EXCERPTED TEXT:
——

# Milky Oil: Filler Cap and around the Housing/What is the proper burning ratio?



## TwoTimeTA (Dec 29, 2010)

To give a short run down, I own an 08' GTI and an 08' Jetta Wolfsburg Ed. I recently had the Jetta in the shop for a quick state inspection and I figured while in there, might as well get the oil changed as well. These guys are not VW techs, but are pretty reputable. Anyhow these are the problems (?) that were brought to my attention.

First and foremost I was told that there was an "excessive" amount of thick milky like oil around the filler cap and filter housing. By excessive, he explained to me about 1/4 inch possibly. Prior to this oil change I lived down in Florida where the weather is warm and I was using Castro 5w-40. I am now in Pennsylvania where the weather is far colder. I called the local VW dealer and was told that a milky oil substance around the filler cap (inside) and around the housing is completely normal, and that if I took the car down there he could show me 50 other cars that look the same way. I'm thinking that because of the cold the 5w-40 got gunked up and thickened a bit more than a "cold-weather" oil would, thus making the excess a bit thicker, making it look worse than the "issue" really is. 

What is your thoughts guys? 

(On a side note I'm now using 5w-30 and will see where this takes me)

Secondly, the gentleman told me I was also left with just over a quart of oil in the vehicle (shame on me for not checking it), however since the last oil change I put about 4,500 miles on the car (this includes a drive from FL to PA). This would mean I burned roughly about 1 quart/2000 miles. Reading over the other posts this would seem completely normal, but this guy made it sound like I was burning at an "excessive" rate. I spoke to VW about this and they said it was normal.

——

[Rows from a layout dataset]

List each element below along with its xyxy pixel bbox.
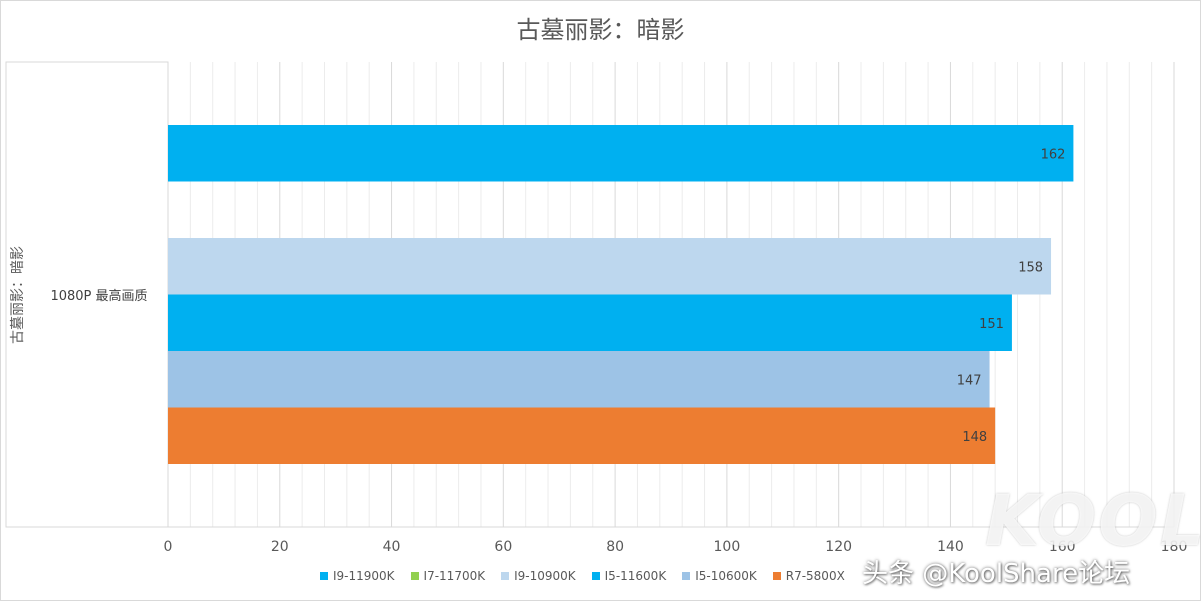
x-tick-label: 0 xyxy=(164,539,173,555)
x-tick-label: 180 xyxy=(1161,539,1188,555)
legend-item: I9-11900K xyxy=(320,569,395,583)
legend-item: R7-5800X xyxy=(772,569,845,583)
bar-r7-5800x xyxy=(168,407,996,464)
bar-i9-11900k xyxy=(168,125,1074,182)
legend-swatch xyxy=(410,572,419,580)
legend-item: I9-10900K xyxy=(501,569,576,583)
data-label-i5-10600k: 147 xyxy=(957,373,982,388)
x-tick-label: 140 xyxy=(937,539,964,555)
data-label-i9-11900k: 162 xyxy=(1041,147,1066,162)
watermark-text: 头条 @KoolShare论坛 xyxy=(862,559,1131,589)
data-label-r7-5800x: 148 xyxy=(962,430,987,445)
legend-label: I9-10900K xyxy=(514,569,576,583)
watermark-logo: KOOL xyxy=(985,480,1201,562)
category-label: 1080P 最高画质 xyxy=(50,288,147,304)
chart-legend: I9-11900K I7-11700K I9-10900K I5-11600K I5-1… xyxy=(320,569,861,583)
legend-swatch xyxy=(591,572,600,580)
data-label-i9-10900k: 158 xyxy=(1018,260,1043,275)
legend-label: R7-5800X xyxy=(785,569,845,583)
bar-i5-11600k xyxy=(168,294,1012,351)
legend-label: I7-11700K xyxy=(423,569,486,583)
data-label-i5-11600k: 151 xyxy=(979,317,1004,332)
x-tick-label: 100 xyxy=(714,539,741,555)
legend-swatch xyxy=(501,572,510,580)
bar-i5-10600k xyxy=(168,351,990,408)
chart-title: 古墓丽影：暗影 xyxy=(516,16,685,44)
legend-item: I5-10600K xyxy=(682,569,757,583)
legend-swatch xyxy=(772,572,781,580)
legend-item: I5-11600K xyxy=(591,569,667,583)
legend-swatch xyxy=(320,572,328,580)
x-tick-label: 80 xyxy=(606,539,624,555)
legend-swatch xyxy=(682,572,691,580)
legend-label: I9-11900K xyxy=(333,569,395,583)
x-tick-label: 20 xyxy=(271,539,289,555)
x-tick-label: 120 xyxy=(825,539,852,555)
x-tick-label: 60 xyxy=(494,539,512,555)
x-tick-label: 160 xyxy=(1049,539,1076,555)
bar-i9-10900k xyxy=(168,238,1052,295)
x-tick-label: 40 xyxy=(383,539,401,555)
legend-item: I7-11700K xyxy=(410,569,486,583)
legend-label: I5-11600K xyxy=(604,569,667,583)
outer-category-label: 古墓丽影：暗影 xyxy=(10,246,26,344)
legend-label: I5-10600K xyxy=(695,569,757,583)
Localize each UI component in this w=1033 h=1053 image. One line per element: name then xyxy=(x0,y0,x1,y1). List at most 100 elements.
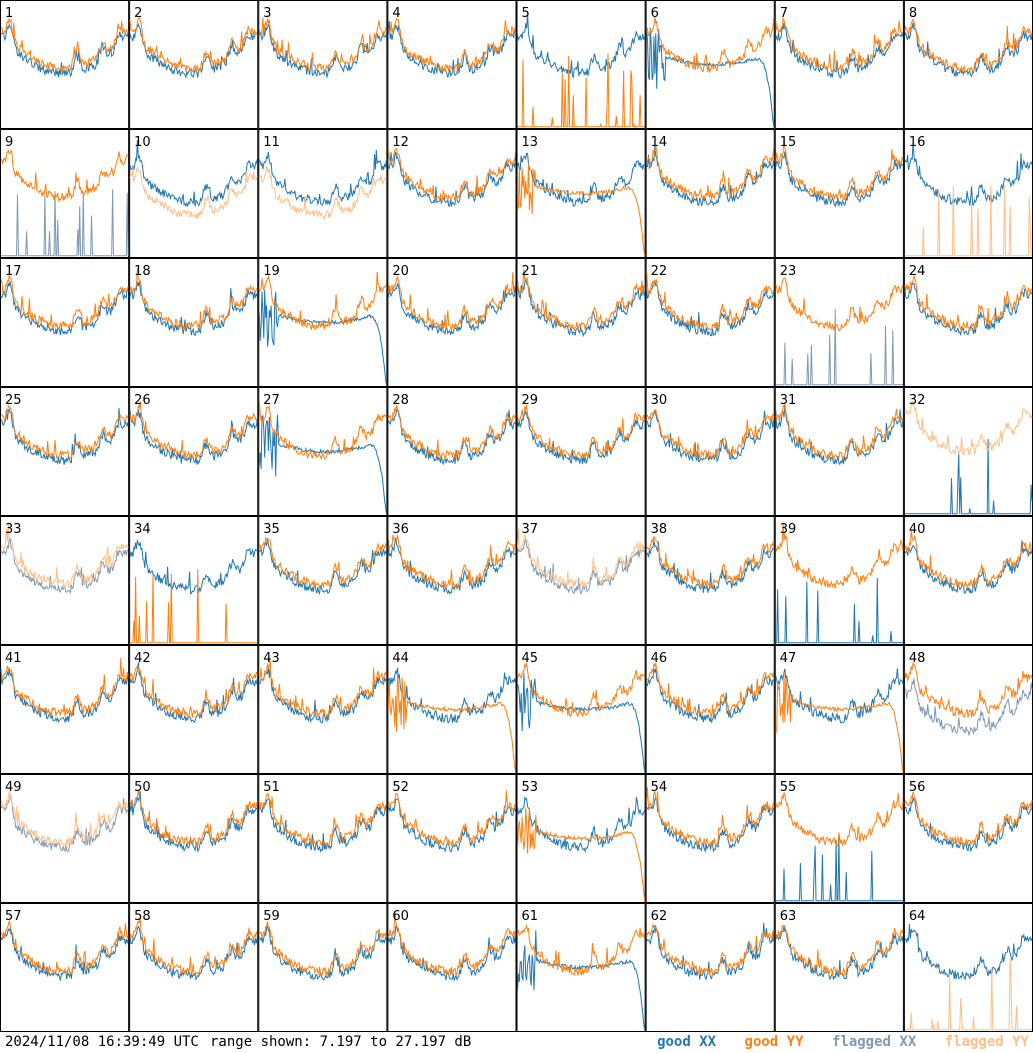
panel-number: 52 xyxy=(392,780,409,795)
series-yy-panel-19 xyxy=(258,271,387,331)
series-xx-panel-50 xyxy=(129,791,258,853)
panel-number: 62 xyxy=(651,909,668,924)
panel-number: 49 xyxy=(5,780,22,795)
panel-number: 3 xyxy=(263,6,271,21)
panel-number: 46 xyxy=(651,651,668,666)
series-xx-panel-23 xyxy=(775,308,903,386)
series-xx-panel-1 xyxy=(0,23,129,78)
series-yy-panel-14 xyxy=(646,145,775,200)
panel-number: 35 xyxy=(263,522,280,537)
series-xx-panel-61 xyxy=(517,930,646,1030)
panel-frame xyxy=(903,774,1033,903)
range-readout: range shown: 7.197 to 27.197 dB xyxy=(210,1034,472,1050)
panel-number: 1 xyxy=(5,6,13,21)
panel-number: 25 xyxy=(5,393,22,408)
panel-number: 44 xyxy=(392,651,409,666)
series-yy-panel-10 xyxy=(129,166,258,219)
panel-2: 2 xyxy=(129,0,259,129)
panel-54: 54 xyxy=(645,774,775,903)
panel-30: 30 xyxy=(645,387,775,516)
panel-frame xyxy=(387,774,517,903)
panel-frame xyxy=(129,258,259,387)
legend-flagged-yy: flagged YY xyxy=(944,1034,1029,1050)
panel-frame xyxy=(258,0,388,129)
panel-frame xyxy=(903,645,1033,774)
legend-good-xx: good XX xyxy=(657,1034,717,1050)
series-yy-panel-39 xyxy=(775,522,904,589)
panel-27: 27 xyxy=(258,387,388,516)
panel-number: 37 xyxy=(522,522,539,537)
series-yy-panel-6 xyxy=(646,16,775,74)
series-yy-panel-23 xyxy=(775,277,904,332)
panel-number: 60 xyxy=(392,909,409,924)
panel-number: 5 xyxy=(522,6,530,21)
series-yy-panel-64 xyxy=(904,958,1032,1031)
series-yy-panel-53 xyxy=(517,807,646,901)
series-xx-panel-27 xyxy=(258,414,387,514)
panel-61: 61 xyxy=(516,903,646,1032)
panel-5: 5 xyxy=(516,0,646,129)
panel-frame xyxy=(903,516,1033,645)
panel-frame xyxy=(645,387,775,516)
series-yy-panel-50 xyxy=(129,789,258,846)
series-yy-panel-20 xyxy=(387,272,516,331)
panel-number: 28 xyxy=(392,393,409,408)
panel-number: 12 xyxy=(392,135,409,150)
series-yy-panel-61 xyxy=(517,924,646,976)
panel-57: 57 xyxy=(0,903,130,1032)
series-xx-panel-47 xyxy=(775,668,904,724)
panel-number: 6 xyxy=(651,6,659,21)
panel-number: 34 xyxy=(134,522,151,537)
series-yy-panel-27 xyxy=(258,400,387,461)
series-yy-panel-8 xyxy=(904,18,1033,74)
series-xx-panel-2 xyxy=(129,22,258,79)
series-yy-panel-26 xyxy=(129,400,258,459)
panel-frame xyxy=(0,387,130,516)
series-xx-panel-20 xyxy=(387,282,516,336)
panel-frame xyxy=(0,903,130,1032)
series-xx-panel-13 xyxy=(517,152,645,207)
series-yy-panel-52 xyxy=(387,790,516,847)
panel-58: 58 xyxy=(129,903,259,1032)
series-xx-panel-64 xyxy=(904,923,1033,981)
series-yy-panel-40 xyxy=(904,530,1033,590)
series-yy-panel-33 xyxy=(0,523,129,590)
series-yy-panel-41 xyxy=(0,658,129,717)
panel-number: 45 xyxy=(522,651,539,666)
panel-number: 41 xyxy=(5,651,22,666)
panel-number: 39 xyxy=(780,522,797,537)
panel-frame xyxy=(516,516,646,645)
panel-32: 32 xyxy=(903,387,1033,516)
panel-frame xyxy=(0,129,130,258)
series-xx-panel-26 xyxy=(129,409,258,465)
series-yy-panel-15 xyxy=(775,137,904,201)
panel-28: 28 xyxy=(387,387,517,516)
panel-number: 48 xyxy=(909,651,926,666)
panel-frame xyxy=(645,903,775,1032)
panel-37: 37 xyxy=(516,516,646,645)
series-xx-panel-34 xyxy=(129,539,258,595)
series-yy-panel-17 xyxy=(0,275,129,331)
panel-60: 60 xyxy=(387,903,517,1032)
panel-number: 58 xyxy=(134,909,151,924)
series-yy-panel-13 xyxy=(517,163,646,256)
panel-frame xyxy=(774,258,904,387)
series-yy-panel-18 xyxy=(129,267,258,332)
series-xx-panel-15 xyxy=(775,151,904,208)
series-xx-panel-17 xyxy=(0,281,129,336)
panel-number: 24 xyxy=(909,264,926,279)
legend-flagged-xx: flagged XX xyxy=(831,1034,917,1050)
series-yy-panel-31 xyxy=(775,402,904,461)
panel-number: 47 xyxy=(780,651,797,666)
panel-frame xyxy=(129,645,259,774)
panel-21: 21 xyxy=(516,258,646,387)
series-xx-panel-21 xyxy=(517,278,646,338)
panel-frame xyxy=(903,129,1033,258)
panel-frame xyxy=(774,516,904,645)
panel-42: 42 xyxy=(129,645,259,774)
series-yy-panel-49 xyxy=(0,790,129,849)
series-xx-panel-62 xyxy=(646,922,775,981)
panel-19: 19 xyxy=(258,258,388,387)
panel-number: 33 xyxy=(5,522,22,537)
series-xx-panel-40 xyxy=(904,540,1033,594)
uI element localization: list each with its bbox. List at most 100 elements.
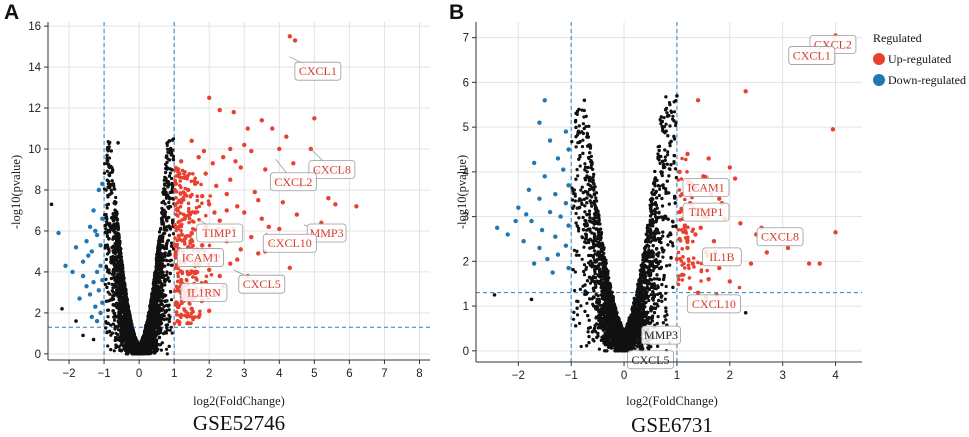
point-ns [160,201,164,205]
point-ns [167,279,171,283]
point-ns [165,160,169,164]
point-ns [110,183,114,187]
point-ns [168,158,172,162]
point-ns [118,306,122,310]
point-ns [163,210,168,214]
point-ns [154,305,158,309]
point-ns [153,275,157,279]
point-ns [167,233,171,237]
point-ns [111,309,115,313]
point-ns [170,168,174,172]
point-ns [164,176,168,180]
point-ns [107,145,111,149]
point-ns [125,352,129,356]
point-ns [167,317,171,321]
point-ns [105,147,109,151]
point-ns [118,281,122,285]
point-ns [118,348,122,352]
point-ns [120,336,125,340]
point-ns [121,274,125,278]
point-ns [166,166,170,170]
panel-a-points [49,34,359,356]
point-ns [167,344,171,348]
point-ns [165,299,169,303]
point-ns [110,289,114,293]
point-ns [107,271,111,275]
point-ns [164,196,168,200]
point-ns [163,283,167,287]
point-ns [162,318,166,322]
point-ns [156,243,160,247]
point-ns [163,280,167,284]
point-ns [159,281,163,285]
point-ns [146,316,150,320]
point-ns [159,217,164,221]
point-ns [117,234,121,238]
point-ns [114,195,118,200]
point-ns [169,205,173,209]
point-ns [158,227,162,232]
point-ns [109,261,113,265]
point-ns [160,341,164,345]
point-ns [109,323,113,327]
point-ns [114,331,118,335]
point-ns [106,321,110,325]
point-ns [105,159,109,163]
point-ns [167,319,171,324]
point-ns [156,284,160,288]
point-ns [103,162,107,166]
point-ns [157,321,161,325]
point-ns [162,187,166,191]
point-ns [167,195,171,199]
point-ns [156,250,160,254]
point-ns [111,244,115,248]
point-ns [109,149,113,153]
point-ns [104,277,108,281]
point-ns [112,259,116,263]
point-ns [113,236,117,240]
point-ns [160,211,164,215]
point-ns [113,327,117,331]
point-ns [117,243,121,247]
point-ns [105,178,109,182]
point-ns [165,141,169,145]
point-ns [165,270,169,274]
point-ns [167,215,171,220]
point-ns [118,297,122,301]
point-ns [165,352,169,356]
point-ns [170,176,174,181]
point-ns [168,328,172,332]
point-ns [109,333,113,337]
point-ns [111,249,115,253]
point-ns [168,249,172,254]
point-ns [121,308,125,312]
point-ns [122,285,126,289]
point-ns [112,318,117,322]
point-ns [171,232,175,236]
point-ns [165,154,169,158]
point-ns [108,174,112,178]
point-ns [163,202,167,206]
point-ns [111,322,115,326]
point-ns [167,174,172,178]
point-ns [105,169,109,173]
point-ns [161,274,165,279]
point-ns [106,344,110,348]
point-ns [171,157,175,161]
point-ns [109,226,113,230]
point-ns [105,206,109,210]
point-ns [106,290,110,294]
point-ns [112,187,116,191]
point-ns [116,345,121,349]
point-ns [107,281,111,286]
point-ns [103,282,107,287]
point-ns [110,331,115,335]
point-ns [105,243,109,247]
point-ns [118,310,122,314]
point-ns [111,269,115,273]
point-ns [113,230,117,234]
point-ns [169,290,173,294]
point-ns [108,330,112,334]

——

WRITTEN EXERCISE 1:
Reproduce the stretch of the milky-oil thread from "(On a side note" through "it was normal." word for word.
WRITTEN EXERCISE 2:
From the entries, write out the stretch from the line containing "panel-number: 52 xyxy=(392,780,409,795)" through the line containing "panel-number: 3 xyxy=(263,6,271,21)", both included, with nothing changed.

EXERCISE SOLUTION 1:
(On a side note I'm now using 5w-30 and will see where this takes me)

Secondly, the gentleman told me I was also left with just over a quart of oil in the vehicle (shame on me for not checking it), however since the last oil change I put about 4,500 miles on the car (this includes a drive from FL to PA). This would mean I burned roughly about 1 quart/2000 miles. Reading over the other posts this would seem completely normal, but this guy made it sound like I was burning at an "excessive" rate. I spoke to VW about this and they said it was normal.

EXERCISE SOLUTION 2:
panel-number: 52 xyxy=(392,780,409,795)
series-yy-panel-19 xyxy=(258,271,387,331)
series-xx-panel-50 xyxy=(129,791,258,853)
panel-number: 62 xyxy=(651,909,668,924)
panel-number: 49 xyxy=(5,780,22,795)
panel-number: 3 xyxy=(263,6,271,21)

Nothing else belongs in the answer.